▶ _What you need to do_: Locate every line that holds the string "name" and copy it.

▶ _Figure content listings_:
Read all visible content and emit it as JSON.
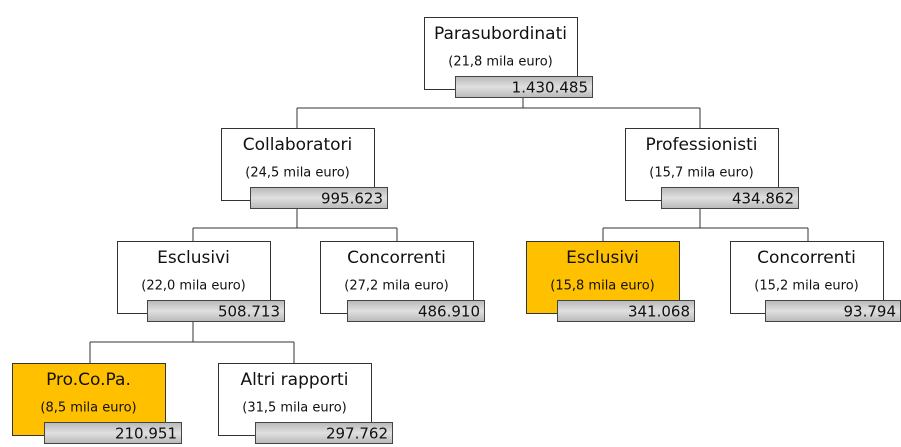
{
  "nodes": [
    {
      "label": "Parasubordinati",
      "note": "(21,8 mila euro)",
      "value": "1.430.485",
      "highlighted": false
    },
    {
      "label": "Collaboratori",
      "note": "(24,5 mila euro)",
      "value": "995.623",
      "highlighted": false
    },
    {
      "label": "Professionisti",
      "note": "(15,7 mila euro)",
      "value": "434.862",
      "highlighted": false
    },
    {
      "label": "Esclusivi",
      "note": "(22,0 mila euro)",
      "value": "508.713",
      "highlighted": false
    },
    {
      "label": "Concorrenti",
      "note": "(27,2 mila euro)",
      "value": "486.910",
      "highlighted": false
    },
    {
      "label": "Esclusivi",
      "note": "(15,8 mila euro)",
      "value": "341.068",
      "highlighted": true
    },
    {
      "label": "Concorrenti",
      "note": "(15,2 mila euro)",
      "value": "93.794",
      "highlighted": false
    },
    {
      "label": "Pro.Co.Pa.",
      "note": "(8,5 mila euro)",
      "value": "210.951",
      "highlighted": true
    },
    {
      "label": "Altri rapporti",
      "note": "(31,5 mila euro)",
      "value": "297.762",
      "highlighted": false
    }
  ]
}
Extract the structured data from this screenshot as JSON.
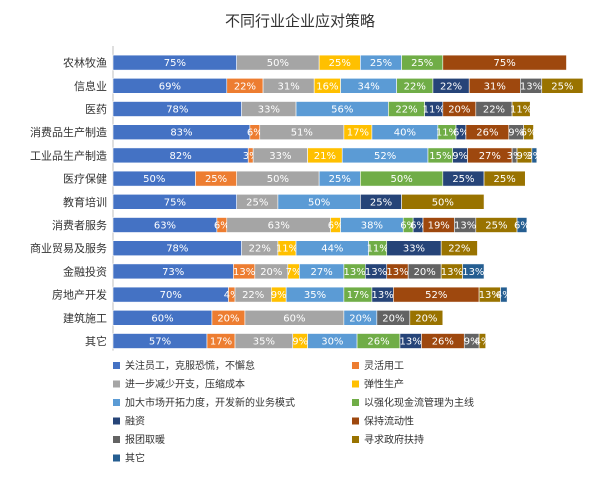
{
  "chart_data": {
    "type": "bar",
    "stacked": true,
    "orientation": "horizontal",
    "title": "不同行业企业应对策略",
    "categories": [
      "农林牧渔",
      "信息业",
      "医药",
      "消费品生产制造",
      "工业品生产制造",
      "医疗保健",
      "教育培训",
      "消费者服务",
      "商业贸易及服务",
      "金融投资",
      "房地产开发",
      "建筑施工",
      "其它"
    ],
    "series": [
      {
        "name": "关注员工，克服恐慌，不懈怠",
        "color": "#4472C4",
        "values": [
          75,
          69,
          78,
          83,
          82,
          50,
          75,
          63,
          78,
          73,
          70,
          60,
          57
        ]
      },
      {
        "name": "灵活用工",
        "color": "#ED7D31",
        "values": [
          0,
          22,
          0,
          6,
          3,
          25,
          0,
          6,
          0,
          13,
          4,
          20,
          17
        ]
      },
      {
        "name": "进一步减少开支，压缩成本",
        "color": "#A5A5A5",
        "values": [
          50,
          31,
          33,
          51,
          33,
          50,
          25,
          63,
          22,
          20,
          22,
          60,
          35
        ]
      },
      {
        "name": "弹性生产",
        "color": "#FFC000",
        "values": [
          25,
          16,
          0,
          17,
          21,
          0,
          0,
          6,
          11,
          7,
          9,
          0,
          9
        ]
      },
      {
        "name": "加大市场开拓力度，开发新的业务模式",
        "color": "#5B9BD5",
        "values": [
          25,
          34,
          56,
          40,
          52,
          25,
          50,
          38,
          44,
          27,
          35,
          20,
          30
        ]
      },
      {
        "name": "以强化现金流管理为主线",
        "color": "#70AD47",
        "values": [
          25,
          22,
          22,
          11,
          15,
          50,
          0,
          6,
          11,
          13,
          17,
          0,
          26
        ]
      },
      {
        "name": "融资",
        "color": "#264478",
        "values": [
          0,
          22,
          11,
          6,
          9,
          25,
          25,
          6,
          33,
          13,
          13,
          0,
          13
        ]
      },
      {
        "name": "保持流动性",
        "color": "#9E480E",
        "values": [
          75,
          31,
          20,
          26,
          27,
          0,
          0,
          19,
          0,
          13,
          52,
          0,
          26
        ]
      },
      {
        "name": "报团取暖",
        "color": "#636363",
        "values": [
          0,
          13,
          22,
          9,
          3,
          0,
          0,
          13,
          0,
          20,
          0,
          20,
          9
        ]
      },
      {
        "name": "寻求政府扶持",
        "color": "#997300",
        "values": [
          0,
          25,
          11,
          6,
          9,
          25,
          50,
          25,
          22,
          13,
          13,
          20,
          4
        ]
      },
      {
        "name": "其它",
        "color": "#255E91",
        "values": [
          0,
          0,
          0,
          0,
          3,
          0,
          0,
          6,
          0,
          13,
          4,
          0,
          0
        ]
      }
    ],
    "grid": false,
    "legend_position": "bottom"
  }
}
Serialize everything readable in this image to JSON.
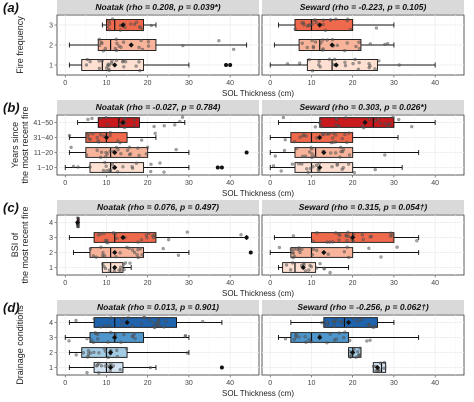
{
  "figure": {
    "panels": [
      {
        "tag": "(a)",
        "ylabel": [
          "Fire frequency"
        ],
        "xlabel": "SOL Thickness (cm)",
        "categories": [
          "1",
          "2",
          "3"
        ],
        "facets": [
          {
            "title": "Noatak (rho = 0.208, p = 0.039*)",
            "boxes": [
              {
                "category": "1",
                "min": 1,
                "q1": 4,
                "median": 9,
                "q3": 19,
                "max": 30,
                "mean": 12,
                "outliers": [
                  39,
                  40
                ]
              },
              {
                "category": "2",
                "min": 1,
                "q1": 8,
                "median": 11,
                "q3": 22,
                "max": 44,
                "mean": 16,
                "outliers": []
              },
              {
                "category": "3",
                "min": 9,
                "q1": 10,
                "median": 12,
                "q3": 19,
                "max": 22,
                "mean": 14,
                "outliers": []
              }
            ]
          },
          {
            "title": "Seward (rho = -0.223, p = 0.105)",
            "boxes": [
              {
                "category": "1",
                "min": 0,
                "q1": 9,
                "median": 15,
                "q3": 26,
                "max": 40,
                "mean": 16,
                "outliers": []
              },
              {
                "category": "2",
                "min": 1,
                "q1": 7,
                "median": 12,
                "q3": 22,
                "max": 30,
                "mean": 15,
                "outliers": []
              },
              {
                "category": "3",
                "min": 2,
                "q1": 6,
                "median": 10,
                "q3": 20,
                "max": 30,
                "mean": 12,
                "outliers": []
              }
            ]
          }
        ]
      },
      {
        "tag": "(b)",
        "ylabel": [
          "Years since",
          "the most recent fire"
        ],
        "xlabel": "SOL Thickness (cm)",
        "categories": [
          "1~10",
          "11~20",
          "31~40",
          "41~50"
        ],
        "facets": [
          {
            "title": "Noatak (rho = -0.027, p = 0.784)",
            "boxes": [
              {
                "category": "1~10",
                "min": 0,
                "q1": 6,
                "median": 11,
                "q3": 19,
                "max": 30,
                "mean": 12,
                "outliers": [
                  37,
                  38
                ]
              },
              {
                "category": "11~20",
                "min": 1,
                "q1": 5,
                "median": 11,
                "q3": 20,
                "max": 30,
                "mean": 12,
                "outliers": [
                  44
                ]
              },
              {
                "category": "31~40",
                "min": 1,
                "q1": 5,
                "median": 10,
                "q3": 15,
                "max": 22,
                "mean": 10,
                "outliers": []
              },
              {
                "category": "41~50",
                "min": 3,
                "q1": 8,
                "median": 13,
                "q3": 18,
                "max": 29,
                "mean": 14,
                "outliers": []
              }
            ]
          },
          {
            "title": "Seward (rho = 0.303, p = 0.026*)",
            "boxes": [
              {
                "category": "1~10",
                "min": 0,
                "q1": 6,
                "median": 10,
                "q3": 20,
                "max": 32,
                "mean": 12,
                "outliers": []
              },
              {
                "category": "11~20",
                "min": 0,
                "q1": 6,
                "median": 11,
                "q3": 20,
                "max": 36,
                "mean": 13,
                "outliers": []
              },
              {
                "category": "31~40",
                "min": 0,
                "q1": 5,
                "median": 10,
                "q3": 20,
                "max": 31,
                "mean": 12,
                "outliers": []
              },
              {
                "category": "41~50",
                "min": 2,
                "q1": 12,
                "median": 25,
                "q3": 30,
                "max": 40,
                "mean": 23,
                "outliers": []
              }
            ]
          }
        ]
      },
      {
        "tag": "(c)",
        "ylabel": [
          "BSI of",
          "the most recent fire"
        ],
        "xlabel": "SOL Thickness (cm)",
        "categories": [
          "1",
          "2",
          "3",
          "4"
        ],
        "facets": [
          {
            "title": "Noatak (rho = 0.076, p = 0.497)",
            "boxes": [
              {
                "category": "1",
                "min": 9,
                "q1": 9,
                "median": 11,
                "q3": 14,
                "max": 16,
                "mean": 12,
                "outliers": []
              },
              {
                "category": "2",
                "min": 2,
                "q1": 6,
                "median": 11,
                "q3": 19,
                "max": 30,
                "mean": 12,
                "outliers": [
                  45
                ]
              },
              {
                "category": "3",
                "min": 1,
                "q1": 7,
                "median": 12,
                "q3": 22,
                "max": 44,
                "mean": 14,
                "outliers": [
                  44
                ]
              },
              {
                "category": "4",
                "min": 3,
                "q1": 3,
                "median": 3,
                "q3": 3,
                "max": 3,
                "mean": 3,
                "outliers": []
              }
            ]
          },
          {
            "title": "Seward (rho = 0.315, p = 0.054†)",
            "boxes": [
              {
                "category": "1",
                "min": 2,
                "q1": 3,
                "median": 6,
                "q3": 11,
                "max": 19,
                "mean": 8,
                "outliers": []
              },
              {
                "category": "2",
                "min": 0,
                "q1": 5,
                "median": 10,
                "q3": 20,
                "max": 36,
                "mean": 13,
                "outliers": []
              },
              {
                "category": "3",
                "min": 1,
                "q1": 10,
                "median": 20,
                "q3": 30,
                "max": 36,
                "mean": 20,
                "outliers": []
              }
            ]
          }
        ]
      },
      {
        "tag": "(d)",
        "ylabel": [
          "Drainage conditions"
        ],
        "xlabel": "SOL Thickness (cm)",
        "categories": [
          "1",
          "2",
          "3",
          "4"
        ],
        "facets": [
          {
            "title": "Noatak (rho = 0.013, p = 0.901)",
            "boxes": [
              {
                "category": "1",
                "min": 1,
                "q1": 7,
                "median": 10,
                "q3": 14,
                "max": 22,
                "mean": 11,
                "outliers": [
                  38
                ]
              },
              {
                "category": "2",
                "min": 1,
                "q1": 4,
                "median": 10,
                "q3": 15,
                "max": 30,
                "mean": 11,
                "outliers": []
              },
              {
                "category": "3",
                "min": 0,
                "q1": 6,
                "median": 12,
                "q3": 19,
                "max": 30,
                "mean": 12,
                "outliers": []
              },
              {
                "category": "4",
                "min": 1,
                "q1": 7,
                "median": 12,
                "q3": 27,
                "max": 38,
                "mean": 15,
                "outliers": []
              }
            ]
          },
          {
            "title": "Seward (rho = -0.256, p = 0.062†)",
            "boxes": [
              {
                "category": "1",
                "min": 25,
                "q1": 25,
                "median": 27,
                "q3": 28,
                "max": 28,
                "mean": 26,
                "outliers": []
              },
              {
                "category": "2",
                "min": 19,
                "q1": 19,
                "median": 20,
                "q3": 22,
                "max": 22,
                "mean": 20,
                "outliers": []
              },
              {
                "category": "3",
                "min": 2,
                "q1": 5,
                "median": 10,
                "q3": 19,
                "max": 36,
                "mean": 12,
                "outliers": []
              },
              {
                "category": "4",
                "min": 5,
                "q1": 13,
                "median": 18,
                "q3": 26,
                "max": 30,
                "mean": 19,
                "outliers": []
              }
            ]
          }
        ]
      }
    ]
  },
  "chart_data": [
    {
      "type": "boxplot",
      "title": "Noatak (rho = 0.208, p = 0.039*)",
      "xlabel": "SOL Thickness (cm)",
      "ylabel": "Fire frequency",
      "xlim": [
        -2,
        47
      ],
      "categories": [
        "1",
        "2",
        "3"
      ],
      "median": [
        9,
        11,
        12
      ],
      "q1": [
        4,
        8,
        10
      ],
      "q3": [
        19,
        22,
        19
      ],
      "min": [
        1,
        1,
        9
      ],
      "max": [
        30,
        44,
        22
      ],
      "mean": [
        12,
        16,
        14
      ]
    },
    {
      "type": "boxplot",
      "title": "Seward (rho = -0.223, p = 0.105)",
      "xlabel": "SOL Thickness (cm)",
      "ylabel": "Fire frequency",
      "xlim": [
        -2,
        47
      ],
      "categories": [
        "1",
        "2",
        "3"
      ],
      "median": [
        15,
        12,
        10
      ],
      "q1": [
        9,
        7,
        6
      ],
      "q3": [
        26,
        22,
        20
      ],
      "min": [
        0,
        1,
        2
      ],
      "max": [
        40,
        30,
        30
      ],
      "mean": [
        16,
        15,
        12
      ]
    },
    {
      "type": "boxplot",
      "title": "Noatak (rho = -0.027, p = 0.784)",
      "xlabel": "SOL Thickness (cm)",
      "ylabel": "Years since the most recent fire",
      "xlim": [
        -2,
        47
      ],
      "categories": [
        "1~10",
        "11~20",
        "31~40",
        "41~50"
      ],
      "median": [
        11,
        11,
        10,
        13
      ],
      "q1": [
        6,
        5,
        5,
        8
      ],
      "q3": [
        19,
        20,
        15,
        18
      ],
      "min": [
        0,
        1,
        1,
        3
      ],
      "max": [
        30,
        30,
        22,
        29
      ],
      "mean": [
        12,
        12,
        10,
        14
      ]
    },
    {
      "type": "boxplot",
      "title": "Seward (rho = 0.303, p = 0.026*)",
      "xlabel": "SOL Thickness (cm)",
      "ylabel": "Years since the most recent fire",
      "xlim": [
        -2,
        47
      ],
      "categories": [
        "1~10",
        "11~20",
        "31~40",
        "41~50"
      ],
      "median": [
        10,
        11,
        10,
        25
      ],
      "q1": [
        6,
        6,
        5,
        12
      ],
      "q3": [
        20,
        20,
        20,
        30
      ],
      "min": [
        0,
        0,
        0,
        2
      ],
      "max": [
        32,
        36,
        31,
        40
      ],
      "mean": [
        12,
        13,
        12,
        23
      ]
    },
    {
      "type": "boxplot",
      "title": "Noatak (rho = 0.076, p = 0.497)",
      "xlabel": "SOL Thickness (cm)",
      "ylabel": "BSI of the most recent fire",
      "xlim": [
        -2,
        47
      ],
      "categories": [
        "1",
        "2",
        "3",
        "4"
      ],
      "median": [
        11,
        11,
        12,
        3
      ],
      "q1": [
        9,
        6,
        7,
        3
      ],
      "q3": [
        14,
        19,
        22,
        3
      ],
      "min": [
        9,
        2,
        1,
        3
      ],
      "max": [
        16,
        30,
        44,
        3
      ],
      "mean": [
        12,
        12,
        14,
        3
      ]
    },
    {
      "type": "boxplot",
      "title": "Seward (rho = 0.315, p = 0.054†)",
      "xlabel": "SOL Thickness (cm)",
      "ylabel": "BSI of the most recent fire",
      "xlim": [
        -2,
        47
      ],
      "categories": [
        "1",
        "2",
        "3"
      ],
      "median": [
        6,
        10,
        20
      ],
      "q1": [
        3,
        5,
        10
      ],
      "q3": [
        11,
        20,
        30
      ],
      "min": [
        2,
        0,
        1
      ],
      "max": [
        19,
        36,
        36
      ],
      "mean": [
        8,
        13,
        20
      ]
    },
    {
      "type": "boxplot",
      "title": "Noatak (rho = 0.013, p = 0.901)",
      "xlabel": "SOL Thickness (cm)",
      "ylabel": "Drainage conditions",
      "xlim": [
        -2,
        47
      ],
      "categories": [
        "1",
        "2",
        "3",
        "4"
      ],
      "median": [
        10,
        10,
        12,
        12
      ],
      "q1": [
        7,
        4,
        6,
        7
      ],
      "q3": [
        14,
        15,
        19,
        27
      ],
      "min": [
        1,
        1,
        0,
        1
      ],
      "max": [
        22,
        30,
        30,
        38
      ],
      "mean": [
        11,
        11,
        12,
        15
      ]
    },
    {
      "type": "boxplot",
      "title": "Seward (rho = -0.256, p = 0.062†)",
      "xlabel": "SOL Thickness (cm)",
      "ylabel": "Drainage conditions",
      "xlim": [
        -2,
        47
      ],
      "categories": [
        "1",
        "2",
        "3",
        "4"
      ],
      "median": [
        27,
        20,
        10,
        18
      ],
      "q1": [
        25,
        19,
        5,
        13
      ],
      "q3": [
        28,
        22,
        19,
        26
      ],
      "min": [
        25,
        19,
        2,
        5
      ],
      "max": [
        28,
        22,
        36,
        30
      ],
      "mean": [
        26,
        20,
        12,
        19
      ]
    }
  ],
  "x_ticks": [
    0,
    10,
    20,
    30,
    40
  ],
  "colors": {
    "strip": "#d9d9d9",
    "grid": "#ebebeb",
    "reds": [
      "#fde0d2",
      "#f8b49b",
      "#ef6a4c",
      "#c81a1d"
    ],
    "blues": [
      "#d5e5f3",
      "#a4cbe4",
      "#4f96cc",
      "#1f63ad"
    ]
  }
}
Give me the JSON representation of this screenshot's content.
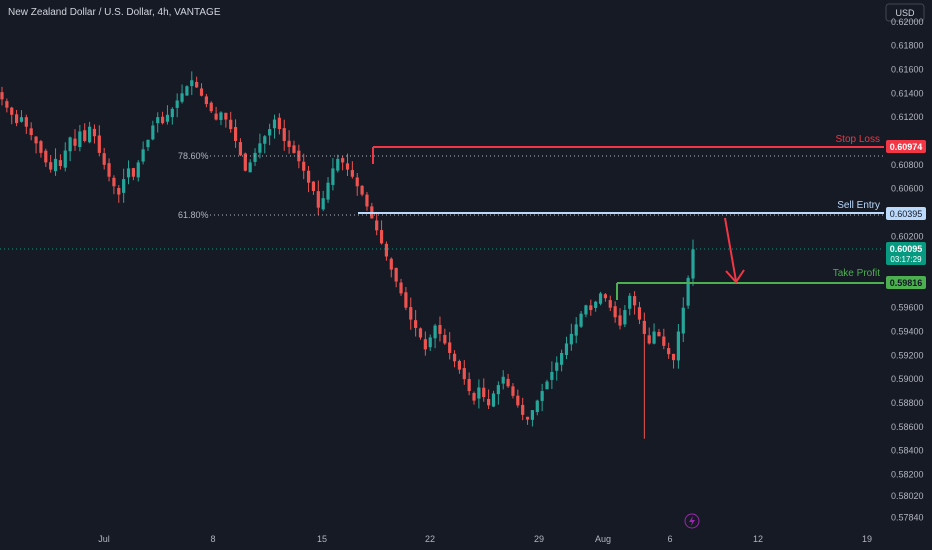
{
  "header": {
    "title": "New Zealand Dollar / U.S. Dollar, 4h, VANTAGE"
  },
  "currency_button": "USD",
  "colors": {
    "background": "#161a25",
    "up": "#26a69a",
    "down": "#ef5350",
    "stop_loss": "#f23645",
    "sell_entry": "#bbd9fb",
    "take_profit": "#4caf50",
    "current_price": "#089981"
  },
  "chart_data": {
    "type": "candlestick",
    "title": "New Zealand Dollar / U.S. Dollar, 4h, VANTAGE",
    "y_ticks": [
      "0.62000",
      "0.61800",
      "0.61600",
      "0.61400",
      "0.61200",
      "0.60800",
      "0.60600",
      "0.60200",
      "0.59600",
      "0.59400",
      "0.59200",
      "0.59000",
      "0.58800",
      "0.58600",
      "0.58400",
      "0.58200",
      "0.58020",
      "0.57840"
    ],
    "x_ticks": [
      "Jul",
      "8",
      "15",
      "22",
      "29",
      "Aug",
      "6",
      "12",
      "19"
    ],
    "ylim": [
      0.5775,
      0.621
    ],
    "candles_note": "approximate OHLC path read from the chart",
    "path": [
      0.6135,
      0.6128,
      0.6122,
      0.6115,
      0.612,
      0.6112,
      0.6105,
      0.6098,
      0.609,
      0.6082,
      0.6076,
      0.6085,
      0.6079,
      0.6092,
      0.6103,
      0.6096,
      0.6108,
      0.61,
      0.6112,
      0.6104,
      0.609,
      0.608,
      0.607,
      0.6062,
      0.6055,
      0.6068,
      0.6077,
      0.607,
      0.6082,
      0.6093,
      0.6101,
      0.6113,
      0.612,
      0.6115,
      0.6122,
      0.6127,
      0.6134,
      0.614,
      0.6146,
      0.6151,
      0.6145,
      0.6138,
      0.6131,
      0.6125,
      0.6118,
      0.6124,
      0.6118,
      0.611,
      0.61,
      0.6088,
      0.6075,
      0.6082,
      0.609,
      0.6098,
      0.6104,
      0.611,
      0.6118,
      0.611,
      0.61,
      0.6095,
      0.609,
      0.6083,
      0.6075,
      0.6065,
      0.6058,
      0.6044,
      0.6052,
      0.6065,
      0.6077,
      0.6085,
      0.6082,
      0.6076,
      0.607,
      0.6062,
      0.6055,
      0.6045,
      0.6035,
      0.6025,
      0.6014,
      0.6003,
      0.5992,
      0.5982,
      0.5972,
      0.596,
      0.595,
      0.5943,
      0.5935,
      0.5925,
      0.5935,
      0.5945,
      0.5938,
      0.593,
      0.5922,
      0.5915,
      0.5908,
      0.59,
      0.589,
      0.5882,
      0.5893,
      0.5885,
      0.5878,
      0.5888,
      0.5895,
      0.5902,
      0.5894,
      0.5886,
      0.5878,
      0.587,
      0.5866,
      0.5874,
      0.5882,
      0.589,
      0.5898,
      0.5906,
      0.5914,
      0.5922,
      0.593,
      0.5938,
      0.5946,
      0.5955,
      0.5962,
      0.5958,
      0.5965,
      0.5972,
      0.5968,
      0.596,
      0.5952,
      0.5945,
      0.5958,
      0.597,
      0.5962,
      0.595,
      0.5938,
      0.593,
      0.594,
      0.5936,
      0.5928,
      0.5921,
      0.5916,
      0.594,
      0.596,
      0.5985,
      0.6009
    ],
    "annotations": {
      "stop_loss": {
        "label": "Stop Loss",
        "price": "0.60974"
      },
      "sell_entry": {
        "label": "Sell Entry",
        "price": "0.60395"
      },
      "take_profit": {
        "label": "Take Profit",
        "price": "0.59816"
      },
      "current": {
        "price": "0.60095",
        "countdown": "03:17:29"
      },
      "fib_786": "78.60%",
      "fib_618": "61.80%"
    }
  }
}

▶ _Answer_:
        "name": "关注员工，克服恐慌，不懈怠",
        "name": "灵活用工",
        "name": "进一步减少开支，压缩成本",
        "name": "弹性生产",
        "name": "加大市场开拓力度，开发新的业务模式",
        "name": "以强化现金流管理为主线",
        "name": "融资",
        "name": "保持流动性",
        "name": "报团取暖",
        "name": "寻求政府扶持",
        "name": "其它",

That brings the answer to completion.